## Task goal:
Your answer should be one number: how many lines of the records hold the string "content".

(Data items)

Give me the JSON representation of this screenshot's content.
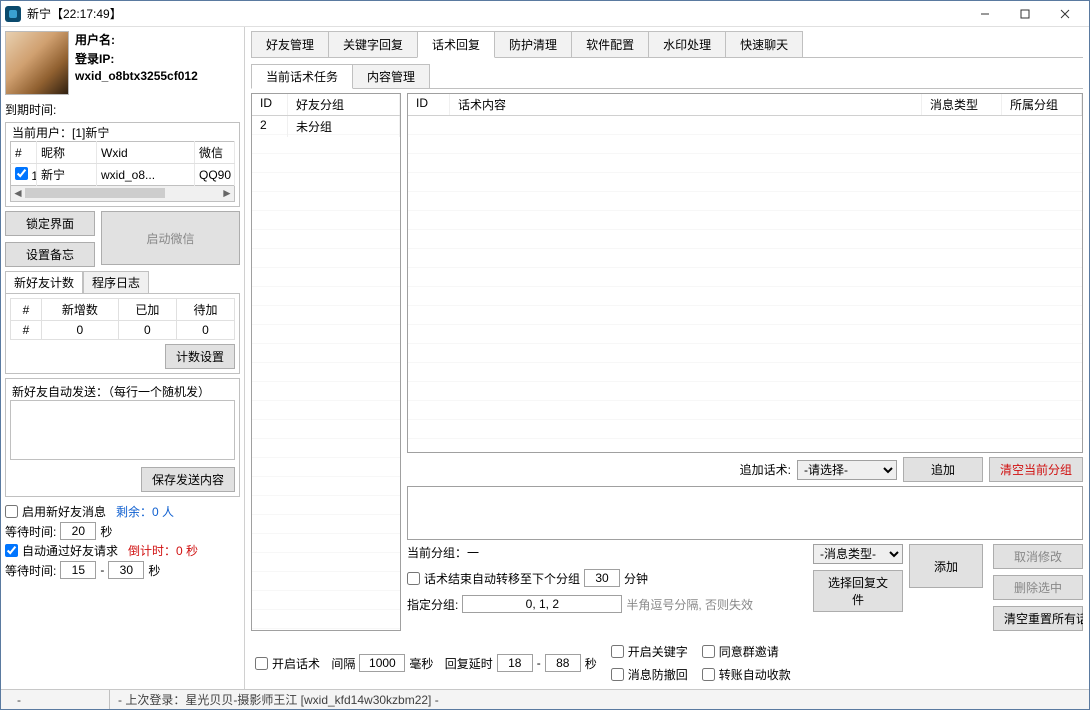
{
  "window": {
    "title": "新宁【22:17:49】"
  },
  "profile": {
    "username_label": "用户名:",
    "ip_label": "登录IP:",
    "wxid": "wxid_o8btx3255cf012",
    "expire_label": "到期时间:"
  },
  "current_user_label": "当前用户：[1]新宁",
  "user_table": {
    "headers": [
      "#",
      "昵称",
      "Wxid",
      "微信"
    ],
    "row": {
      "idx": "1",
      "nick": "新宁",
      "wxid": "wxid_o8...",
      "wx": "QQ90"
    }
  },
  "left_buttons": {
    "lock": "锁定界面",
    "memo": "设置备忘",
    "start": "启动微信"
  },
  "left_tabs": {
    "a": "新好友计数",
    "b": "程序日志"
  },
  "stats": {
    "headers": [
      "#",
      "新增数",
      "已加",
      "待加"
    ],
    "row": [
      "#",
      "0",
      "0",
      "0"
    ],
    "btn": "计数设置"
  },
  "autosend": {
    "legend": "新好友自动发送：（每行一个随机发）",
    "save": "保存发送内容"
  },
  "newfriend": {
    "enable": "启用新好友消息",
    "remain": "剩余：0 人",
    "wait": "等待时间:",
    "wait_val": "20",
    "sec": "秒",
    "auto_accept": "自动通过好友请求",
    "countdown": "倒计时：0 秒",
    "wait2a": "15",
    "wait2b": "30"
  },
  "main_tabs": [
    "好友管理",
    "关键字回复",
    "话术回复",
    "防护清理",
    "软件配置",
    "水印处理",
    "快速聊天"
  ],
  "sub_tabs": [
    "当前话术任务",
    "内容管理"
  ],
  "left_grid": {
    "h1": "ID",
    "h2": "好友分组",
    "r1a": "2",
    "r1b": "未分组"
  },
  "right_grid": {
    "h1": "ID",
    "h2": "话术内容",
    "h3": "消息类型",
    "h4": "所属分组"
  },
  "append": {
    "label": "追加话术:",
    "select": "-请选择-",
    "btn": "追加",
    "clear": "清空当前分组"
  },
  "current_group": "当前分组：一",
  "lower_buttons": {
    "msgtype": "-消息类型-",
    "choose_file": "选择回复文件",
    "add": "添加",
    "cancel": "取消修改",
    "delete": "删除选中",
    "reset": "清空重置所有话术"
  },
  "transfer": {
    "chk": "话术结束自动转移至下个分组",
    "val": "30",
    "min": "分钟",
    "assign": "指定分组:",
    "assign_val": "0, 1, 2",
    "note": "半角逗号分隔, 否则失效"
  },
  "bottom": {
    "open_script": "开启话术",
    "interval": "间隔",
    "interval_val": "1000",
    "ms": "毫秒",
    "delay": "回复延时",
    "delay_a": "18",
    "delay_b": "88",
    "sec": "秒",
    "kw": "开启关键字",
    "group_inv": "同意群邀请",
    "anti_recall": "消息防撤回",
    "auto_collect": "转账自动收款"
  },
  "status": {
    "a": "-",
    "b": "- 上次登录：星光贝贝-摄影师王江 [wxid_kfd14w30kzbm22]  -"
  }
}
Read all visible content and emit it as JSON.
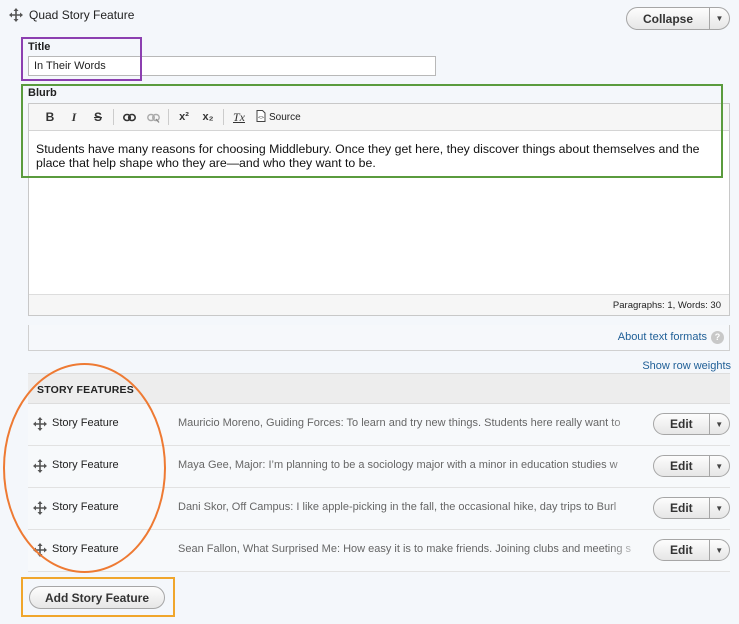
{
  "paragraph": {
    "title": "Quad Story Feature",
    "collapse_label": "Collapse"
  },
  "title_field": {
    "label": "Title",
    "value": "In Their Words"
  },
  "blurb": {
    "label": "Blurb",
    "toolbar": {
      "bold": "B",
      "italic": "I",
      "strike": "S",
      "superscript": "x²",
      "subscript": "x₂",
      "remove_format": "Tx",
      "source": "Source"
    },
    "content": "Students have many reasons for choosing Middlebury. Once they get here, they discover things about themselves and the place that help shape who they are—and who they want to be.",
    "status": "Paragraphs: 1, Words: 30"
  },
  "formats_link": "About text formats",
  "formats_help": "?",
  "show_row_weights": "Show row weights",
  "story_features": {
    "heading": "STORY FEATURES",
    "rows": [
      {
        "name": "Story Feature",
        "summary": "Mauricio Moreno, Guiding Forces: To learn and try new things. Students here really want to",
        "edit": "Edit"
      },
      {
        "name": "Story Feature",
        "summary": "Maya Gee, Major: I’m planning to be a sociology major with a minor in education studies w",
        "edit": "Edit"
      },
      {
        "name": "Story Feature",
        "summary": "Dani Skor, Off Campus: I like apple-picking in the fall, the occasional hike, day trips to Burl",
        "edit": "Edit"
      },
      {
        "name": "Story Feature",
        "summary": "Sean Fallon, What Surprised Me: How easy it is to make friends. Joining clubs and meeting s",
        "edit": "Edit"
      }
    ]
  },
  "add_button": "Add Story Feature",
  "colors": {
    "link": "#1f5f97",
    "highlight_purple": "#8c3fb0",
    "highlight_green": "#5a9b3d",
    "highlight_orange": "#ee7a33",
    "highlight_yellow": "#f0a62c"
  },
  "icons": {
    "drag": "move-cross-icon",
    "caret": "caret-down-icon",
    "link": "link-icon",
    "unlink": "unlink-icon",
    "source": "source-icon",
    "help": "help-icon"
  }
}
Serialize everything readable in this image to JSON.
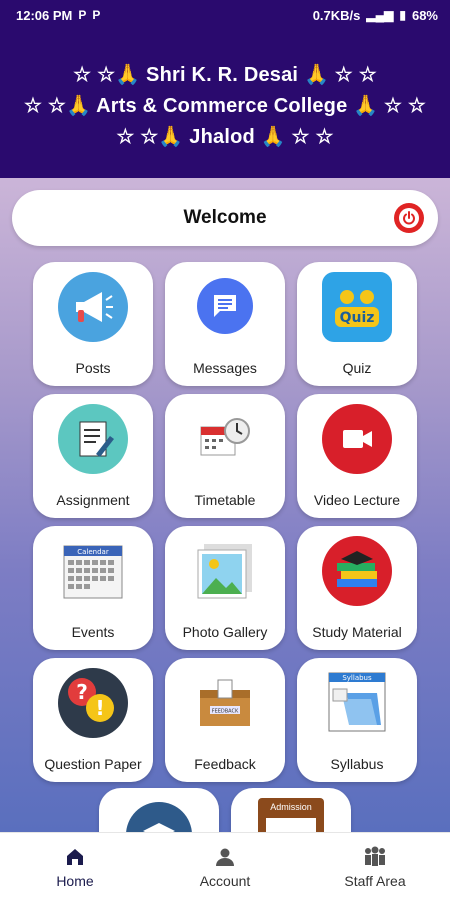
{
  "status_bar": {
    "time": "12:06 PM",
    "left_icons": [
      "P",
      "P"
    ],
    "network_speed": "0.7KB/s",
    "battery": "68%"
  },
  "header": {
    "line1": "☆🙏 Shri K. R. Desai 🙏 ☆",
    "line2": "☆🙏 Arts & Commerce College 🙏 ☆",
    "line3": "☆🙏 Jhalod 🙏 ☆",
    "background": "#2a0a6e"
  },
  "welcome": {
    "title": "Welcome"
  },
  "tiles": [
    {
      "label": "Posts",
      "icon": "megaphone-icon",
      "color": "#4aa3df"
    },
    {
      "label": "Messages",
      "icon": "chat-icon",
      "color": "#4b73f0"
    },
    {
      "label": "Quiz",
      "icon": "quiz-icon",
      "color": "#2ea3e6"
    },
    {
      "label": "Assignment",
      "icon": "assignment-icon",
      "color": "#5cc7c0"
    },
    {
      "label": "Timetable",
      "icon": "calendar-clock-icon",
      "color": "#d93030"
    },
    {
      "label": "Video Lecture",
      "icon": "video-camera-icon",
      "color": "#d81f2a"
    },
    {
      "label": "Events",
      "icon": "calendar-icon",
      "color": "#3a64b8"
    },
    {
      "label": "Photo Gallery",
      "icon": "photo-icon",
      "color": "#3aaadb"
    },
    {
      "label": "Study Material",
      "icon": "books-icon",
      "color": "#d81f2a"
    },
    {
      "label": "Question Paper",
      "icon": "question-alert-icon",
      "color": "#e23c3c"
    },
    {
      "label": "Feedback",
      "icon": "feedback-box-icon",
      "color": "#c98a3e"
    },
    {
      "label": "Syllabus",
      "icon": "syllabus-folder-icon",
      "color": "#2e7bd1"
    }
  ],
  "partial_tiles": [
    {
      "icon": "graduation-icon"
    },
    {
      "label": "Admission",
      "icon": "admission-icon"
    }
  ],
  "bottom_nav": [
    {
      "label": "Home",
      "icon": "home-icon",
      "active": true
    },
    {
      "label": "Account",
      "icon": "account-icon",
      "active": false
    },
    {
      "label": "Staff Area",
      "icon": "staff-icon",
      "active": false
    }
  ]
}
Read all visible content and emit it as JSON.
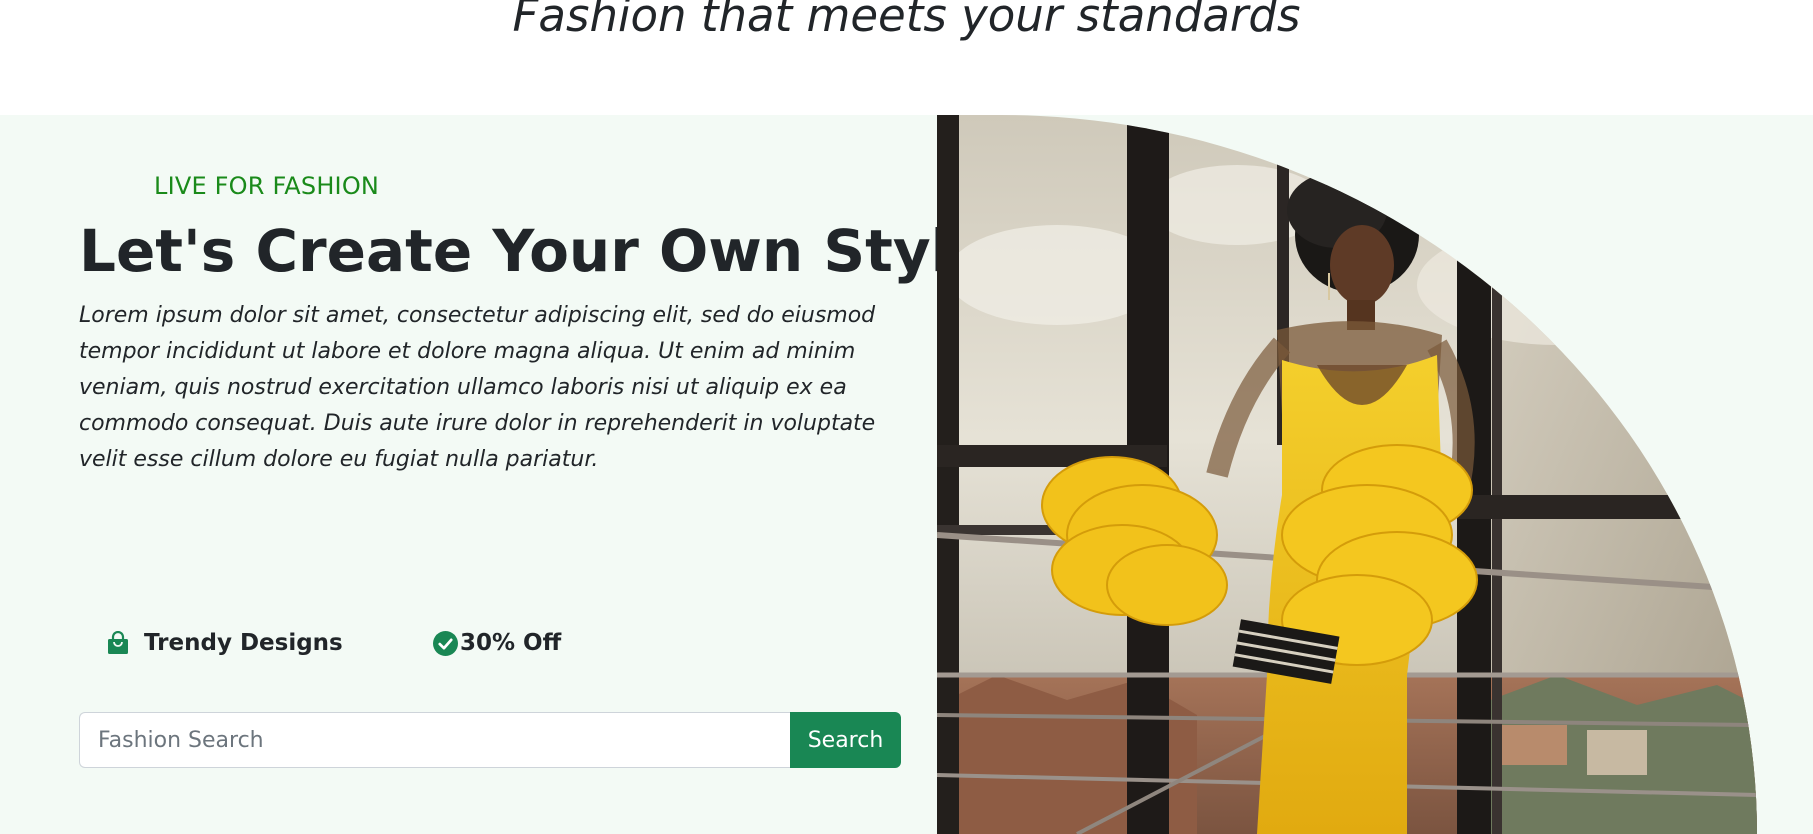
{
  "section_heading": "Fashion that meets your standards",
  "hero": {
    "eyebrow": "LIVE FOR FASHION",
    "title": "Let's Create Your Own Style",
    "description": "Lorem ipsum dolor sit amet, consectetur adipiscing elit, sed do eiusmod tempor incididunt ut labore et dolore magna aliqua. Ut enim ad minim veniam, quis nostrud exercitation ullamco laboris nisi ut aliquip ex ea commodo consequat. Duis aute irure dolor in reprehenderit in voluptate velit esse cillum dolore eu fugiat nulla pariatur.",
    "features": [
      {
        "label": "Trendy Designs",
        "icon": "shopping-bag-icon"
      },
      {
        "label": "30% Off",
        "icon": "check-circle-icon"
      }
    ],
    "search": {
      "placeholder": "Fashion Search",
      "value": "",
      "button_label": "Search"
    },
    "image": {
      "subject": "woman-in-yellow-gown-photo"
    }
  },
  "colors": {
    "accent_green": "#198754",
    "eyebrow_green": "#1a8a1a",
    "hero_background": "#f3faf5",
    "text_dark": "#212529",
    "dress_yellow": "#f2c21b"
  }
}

## Output below:
4